> _Data shown_
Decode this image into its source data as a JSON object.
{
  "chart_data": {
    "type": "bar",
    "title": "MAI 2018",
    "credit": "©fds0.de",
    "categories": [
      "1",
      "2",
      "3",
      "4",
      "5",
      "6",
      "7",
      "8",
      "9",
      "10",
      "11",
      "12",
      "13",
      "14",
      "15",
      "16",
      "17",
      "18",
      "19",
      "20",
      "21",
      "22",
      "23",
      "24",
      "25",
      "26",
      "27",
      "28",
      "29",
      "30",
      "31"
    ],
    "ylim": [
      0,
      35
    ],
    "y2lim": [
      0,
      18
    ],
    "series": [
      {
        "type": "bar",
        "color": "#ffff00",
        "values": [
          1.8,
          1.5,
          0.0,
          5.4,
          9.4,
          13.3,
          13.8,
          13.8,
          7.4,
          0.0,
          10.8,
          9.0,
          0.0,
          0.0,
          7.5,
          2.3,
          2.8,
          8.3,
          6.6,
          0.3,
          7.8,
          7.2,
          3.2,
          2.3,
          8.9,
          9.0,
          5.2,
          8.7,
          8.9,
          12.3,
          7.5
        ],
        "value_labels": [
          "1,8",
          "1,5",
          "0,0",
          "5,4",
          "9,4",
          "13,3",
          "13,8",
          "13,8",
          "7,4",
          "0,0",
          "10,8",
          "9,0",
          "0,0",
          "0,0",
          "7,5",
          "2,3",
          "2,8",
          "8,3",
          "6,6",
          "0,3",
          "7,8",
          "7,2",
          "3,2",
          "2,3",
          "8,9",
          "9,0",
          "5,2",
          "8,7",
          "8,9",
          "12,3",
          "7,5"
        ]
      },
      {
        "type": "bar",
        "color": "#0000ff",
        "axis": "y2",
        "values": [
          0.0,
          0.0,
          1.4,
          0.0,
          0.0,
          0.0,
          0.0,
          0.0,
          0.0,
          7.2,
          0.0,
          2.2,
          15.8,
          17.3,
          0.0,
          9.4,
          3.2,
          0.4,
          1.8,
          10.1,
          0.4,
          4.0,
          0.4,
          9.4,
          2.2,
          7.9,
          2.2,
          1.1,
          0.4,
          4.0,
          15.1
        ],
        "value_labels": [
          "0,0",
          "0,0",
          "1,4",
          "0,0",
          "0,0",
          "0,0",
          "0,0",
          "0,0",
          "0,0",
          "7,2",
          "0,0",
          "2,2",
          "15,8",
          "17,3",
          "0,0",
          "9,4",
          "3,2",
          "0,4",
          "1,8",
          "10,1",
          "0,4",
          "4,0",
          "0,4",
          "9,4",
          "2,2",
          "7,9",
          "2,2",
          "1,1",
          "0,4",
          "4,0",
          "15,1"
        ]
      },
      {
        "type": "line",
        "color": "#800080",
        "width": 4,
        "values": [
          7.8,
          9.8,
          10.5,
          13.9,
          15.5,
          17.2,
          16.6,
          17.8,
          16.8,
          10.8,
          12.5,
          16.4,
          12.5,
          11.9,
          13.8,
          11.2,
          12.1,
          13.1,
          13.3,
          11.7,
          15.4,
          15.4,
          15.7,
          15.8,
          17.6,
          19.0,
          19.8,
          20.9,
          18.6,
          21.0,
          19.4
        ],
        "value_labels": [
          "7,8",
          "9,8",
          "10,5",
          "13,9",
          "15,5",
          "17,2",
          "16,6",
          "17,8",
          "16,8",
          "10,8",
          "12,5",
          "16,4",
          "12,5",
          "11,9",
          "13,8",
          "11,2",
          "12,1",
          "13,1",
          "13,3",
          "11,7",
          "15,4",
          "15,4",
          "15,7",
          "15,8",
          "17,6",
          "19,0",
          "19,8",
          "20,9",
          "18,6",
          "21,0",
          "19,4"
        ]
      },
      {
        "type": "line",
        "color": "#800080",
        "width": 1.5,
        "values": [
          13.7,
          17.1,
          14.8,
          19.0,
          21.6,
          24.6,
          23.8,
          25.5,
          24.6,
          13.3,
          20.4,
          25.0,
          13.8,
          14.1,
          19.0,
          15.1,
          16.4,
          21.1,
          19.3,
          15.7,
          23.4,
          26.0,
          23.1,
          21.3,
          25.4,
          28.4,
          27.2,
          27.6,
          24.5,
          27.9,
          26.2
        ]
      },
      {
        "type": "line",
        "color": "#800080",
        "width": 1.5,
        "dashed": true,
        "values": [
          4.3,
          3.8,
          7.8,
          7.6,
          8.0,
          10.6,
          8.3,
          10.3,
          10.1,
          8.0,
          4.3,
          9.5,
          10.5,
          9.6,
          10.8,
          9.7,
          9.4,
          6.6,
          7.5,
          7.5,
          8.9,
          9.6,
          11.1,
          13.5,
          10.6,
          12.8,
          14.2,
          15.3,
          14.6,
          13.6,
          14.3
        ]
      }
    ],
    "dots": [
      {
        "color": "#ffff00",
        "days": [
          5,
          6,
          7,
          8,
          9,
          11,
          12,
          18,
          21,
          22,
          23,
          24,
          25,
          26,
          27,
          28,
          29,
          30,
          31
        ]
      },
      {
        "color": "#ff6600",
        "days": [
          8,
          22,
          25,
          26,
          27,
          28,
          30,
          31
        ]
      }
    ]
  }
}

> _The task_
Reproduce the full set of records precisely.

> _Solution to the exercise_
Decode this image into its source data as a JSON object.
{
  "chart_data": {
    "type": "bar",
    "title": "MAI 2018",
    "credit": "©fds0.de",
    "categories": [
      "1",
      "2",
      "3",
      "4",
      "5",
      "6",
      "7",
      "8",
      "9",
      "10",
      "11",
      "12",
      "13",
      "14",
      "15",
      "16",
      "17",
      "18",
      "19",
      "20",
      "21",
      "22",
      "23",
      "24",
      "25",
      "26",
      "27",
      "28",
      "29",
      "30",
      "31"
    ],
    "ylim": [
      0,
      35
    ],
    "y2lim": [
      0,
      18
    ],
    "series": [
      {
        "type": "bar",
        "color": "#ffff00",
        "values": [
          1.8,
          1.5,
          0.0,
          5.4,
          9.4,
          13.3,
          13.8,
          13.8,
          7.4,
          0.0,
          10.8,
          9.0,
          0.0,
          0.0,
          7.5,
          2.3,
          2.8,
          8.3,
          6.6,
          0.3,
          7.8,
          7.2,
          3.2,
          2.3,
          8.9,
          9.0,
          5.2,
          8.7,
          8.9,
          12.3,
          7.5
        ],
        "value_labels": [
          "1,8",
          "1,5",
          "0,0",
          "5,4",
          "9,4",
          "13,3",
          "13,8",
          "13,8",
          "7,4",
          "0,0",
          "10,8",
          "9,0",
          "0,0",
          "0,0",
          "7,5",
          "2,3",
          "2,8",
          "8,3",
          "6,6",
          "0,3",
          "7,8",
          "7,2",
          "3,2",
          "2,3",
          "8,9",
          "9,0",
          "5,2",
          "8,7",
          "8,9",
          "12,3",
          "7,5"
        ]
      },
      {
        "type": "bar",
        "color": "#0000ff",
        "axis": "y2",
        "values": [
          0.0,
          0.0,
          1.4,
          0.0,
          0.0,
          0.0,
          0.0,
          0.0,
          0.0,
          7.2,
          0.0,
          2.2,
          15.8,
          17.3,
          0.0,
          9.4,
          3.2,
          0.4,
          1.8,
          10.1,
          0.4,
          4.0,
          0.4,
          9.4,
          2.2,
          7.9,
          2.2,
          1.1,
          0.4,
          4.0,
          15.1
        ],
        "value_labels": [
          "0,0",
          "0,0",
          "1,4",
          "0,0",
          "0,0",
          "0,0",
          "0,0",
          "0,0",
          "0,0",
          "7,2",
          "0,0",
          "2,2",
          "15,8",
          "17,3",
          "0,0",
          "9,4",
          "3,2",
          "0,4",
          "1,8",
          "10,1",
          "0,4",
          "4,0",
          "0,4",
          "9,4",
          "2,2",
          "7,9",
          "2,2",
          "1,1",
          "0,4",
          "4,0",
          "15,1"
        ]
      },
      {
        "type": "line",
        "color": "#800080",
        "width": 4,
        "values": [
          7.8,
          9.8,
          10.5,
          13.9,
          15.5,
          17.2,
          16.6,
          17.8,
          16.8,
          10.8,
          12.5,
          16.4,
          12.5,
          11.9,
          13.8,
          11.2,
          12.1,
          13.1,
          13.3,
          11.7,
          15.4,
          15.4,
          15.7,
          15.8,
          17.6,
          19.0,
          19.8,
          20.9,
          18.6,
          21.0,
          19.4
        ],
        "value_labels": [
          "7,8",
          "9,8",
          "10,5",
          "13,9",
          "15,5",
          "17,2",
          "16,6",
          "17,8",
          "16,8",
          "10,8",
          "12,5",
          "16,4",
          "12,5",
          "11,9",
          "13,8",
          "11,2",
          "12,1",
          "13,1",
          "13,3",
          "11,7",
          "15,4",
          "15,4",
          "15,7",
          "15,8",
          "17,6",
          "19,0",
          "19,8",
          "20,9",
          "18,6",
          "21,0",
          "19,4"
        ]
      },
      {
        "type": "line",
        "color": "#800080",
        "width": 1.5,
        "values": [
          13.7,
          17.1,
          14.8,
          19.0,
          21.6,
          24.6,
          23.8,
          25.5,
          24.6,
          13.3,
          20.4,
          25.0,
          13.8,
          14.1,
          19.0,
          15.1,
          16.4,
          21.1,
          19.3,
          15.7,
          23.4,
          26.0,
          23.1,
          21.3,
          25.4,
          28.4,
          27.2,
          27.6,
          24.5,
          27.9,
          26.2
        ]
      },
      {
        "type": "line",
        "color": "#800080",
        "width": 1.5,
        "dashed": true,
        "values": [
          4.3,
          3.8,
          7.8,
          7.6,
          8.0,
          10.6,
          8.3,
          10.3,
          10.1,
          8.0,
          4.3,
          9.5,
          10.5,
          9.6,
          10.8,
          9.7,
          9.4,
          6.6,
          7.5,
          7.5,
          8.9,
          9.6,
          11.1,
          13.5,
          10.6,
          12.8,
          14.2,
          15.3,
          14.6,
          13.6,
          14.3
        ]
      }
    ],
    "dots": [
      {
        "color": "#ffff00",
        "days": [
          5,
          6,
          7,
          8,
          9,
          11,
          12,
          18,
          21,
          22,
          23,
          24,
          25,
          26,
          27,
          28,
          29,
          30,
          31
        ]
      },
      {
        "color": "#ff6600",
        "days": [
          8,
          22,
          25,
          26,
          27,
          28,
          30,
          31
        ]
      }
    ]
  }
}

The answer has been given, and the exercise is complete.